● Prompt
Rewrite the records below, from their first line through the line containing "x-tick-label: UC NB (1309, 1511, 1506, 1576)", as a JSON list of strings with one string per line and blank lines left out.

● Records supplied
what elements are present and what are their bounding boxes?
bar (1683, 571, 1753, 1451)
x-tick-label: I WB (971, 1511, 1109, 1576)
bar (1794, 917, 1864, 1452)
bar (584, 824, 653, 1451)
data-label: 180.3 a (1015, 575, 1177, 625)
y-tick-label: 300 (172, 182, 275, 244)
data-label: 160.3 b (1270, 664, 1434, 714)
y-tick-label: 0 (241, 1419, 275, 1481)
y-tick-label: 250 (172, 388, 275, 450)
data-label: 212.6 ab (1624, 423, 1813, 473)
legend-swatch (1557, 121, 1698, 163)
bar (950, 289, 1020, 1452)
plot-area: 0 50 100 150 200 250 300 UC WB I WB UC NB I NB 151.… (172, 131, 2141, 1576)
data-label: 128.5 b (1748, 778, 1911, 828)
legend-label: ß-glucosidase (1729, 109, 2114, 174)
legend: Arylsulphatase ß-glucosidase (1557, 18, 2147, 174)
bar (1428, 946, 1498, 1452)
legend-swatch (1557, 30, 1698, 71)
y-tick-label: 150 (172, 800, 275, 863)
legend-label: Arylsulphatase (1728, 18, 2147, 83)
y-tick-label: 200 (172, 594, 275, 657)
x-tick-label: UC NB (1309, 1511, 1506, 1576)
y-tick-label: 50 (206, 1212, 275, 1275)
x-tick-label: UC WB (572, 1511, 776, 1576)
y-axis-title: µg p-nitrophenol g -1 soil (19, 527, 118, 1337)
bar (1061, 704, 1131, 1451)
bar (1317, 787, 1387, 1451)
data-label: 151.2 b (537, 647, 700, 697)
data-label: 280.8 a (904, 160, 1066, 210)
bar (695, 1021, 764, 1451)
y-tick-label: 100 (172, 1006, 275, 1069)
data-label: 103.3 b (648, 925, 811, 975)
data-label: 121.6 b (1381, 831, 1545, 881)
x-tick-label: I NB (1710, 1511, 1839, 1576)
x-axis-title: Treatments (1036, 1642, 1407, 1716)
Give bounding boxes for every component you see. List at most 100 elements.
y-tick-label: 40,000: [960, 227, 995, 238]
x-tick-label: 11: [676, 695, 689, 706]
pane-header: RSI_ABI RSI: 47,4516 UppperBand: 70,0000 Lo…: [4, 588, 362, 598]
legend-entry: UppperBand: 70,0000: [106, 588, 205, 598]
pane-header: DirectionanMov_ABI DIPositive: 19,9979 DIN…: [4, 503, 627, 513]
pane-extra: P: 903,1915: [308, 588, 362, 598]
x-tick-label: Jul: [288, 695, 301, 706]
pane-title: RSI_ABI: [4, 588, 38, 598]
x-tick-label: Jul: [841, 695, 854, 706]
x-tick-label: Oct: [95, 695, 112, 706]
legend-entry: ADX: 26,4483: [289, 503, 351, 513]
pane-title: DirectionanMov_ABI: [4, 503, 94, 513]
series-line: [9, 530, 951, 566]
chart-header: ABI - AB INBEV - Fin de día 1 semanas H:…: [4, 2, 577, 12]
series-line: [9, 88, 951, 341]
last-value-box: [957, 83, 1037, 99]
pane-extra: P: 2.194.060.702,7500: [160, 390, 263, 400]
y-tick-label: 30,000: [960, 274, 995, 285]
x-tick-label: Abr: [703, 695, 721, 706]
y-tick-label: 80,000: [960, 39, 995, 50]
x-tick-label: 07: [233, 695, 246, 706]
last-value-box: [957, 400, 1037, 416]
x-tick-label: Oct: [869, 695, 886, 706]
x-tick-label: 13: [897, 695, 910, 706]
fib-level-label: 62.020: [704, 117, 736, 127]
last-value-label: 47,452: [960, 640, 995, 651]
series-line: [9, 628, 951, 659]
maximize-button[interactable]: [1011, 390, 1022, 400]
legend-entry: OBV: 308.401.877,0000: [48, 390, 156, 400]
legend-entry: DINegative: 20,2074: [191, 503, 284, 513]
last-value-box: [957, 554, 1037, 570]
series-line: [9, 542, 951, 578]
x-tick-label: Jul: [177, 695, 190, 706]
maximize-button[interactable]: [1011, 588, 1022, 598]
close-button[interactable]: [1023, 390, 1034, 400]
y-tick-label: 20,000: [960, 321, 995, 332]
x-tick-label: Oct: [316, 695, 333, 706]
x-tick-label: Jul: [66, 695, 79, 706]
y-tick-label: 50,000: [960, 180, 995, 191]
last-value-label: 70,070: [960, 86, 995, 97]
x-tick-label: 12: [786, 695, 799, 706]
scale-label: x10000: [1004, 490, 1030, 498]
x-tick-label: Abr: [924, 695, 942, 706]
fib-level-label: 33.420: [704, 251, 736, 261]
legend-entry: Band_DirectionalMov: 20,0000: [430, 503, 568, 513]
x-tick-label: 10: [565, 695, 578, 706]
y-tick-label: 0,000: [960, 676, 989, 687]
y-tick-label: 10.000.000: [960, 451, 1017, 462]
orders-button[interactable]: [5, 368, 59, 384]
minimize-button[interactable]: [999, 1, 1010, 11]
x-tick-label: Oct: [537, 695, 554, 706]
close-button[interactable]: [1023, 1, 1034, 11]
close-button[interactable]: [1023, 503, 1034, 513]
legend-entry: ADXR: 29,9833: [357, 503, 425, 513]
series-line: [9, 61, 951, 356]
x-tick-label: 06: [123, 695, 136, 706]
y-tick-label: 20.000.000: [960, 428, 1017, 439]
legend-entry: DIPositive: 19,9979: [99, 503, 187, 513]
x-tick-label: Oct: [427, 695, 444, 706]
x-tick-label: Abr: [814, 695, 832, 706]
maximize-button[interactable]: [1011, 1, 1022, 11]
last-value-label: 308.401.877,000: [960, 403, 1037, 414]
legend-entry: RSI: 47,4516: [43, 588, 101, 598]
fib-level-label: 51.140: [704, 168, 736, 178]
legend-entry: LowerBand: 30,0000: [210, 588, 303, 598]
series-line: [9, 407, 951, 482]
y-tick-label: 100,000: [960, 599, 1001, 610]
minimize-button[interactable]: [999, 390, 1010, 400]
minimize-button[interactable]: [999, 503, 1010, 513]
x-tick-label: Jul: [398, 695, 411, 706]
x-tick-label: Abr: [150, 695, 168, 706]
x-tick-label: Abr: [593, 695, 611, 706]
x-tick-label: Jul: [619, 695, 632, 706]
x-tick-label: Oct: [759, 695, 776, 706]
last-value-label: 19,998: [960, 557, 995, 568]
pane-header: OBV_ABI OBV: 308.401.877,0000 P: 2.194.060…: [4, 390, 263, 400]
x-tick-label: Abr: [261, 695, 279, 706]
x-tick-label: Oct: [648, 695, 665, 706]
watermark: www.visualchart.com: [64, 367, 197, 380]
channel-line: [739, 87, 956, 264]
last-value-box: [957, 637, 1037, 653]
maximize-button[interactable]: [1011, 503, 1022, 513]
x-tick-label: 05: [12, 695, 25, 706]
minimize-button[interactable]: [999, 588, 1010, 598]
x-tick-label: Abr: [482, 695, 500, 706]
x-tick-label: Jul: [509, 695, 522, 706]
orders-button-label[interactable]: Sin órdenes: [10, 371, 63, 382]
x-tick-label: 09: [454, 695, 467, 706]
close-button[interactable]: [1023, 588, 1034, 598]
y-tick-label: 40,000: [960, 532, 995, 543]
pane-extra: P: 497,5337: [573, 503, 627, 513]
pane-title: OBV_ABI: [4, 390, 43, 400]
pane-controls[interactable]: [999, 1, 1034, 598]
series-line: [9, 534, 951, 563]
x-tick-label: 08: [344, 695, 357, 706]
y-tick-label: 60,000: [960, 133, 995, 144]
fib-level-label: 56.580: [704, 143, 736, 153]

● Written solution
[
  "what elements are present and what are their bounding boxes?",
  "bar (1683, 571, 1753, 1451)",
  "x-tick-label: I WB (971, 1511, 1109, 1576)",
  "bar (1794, 917, 1864, 1452)",
  "bar (584, 824, 653, 1451)",
  "data-label: 180.3 a (1015, 575, 1177, 625)",
  "y-tick-label: 300 (172, 182, 275, 244)",
  "data-label: 160.3 b (1270, 664, 1434, 714)",
  "y-tick-label: 0 (241, 1419, 275, 1481)",
  "y-tick-label: 250 (172, 388, 275, 450)",
  "data-label: 212.6 ab (1624, 423, 1813, 473)",
  "legend-swatch (1557, 121, 1698, 163)",
  "bar (950, 289, 1020, 1452)",
  "plot-area: 0 50 100 150 200 250 300 UC WB I WB UC NB I NB 151.… (172, 131, 2141, 1576)",
  "data-label: 128.5 b (1748, 778, 1911, 828)",
  "legend-label: ß-glucosidase (1729, 109, 2114, 174)",
  "legend: Arylsulphatase ß-glucosidase (1557, 18, 2147, 174)",
  "bar (1428, 946, 1498, 1452)",
  "legend-swatch (1557, 30, 1698, 71)",
  "y-tick-label: 150 (172, 800, 275, 863)",
  "legend-label: Arylsulphatase (1728, 18, 2147, 83)",
  "y-tick-label: 200 (172, 594, 275, 657)",
  "x-tick-label: UC NB (1309, 1511, 1506, 1576)"
]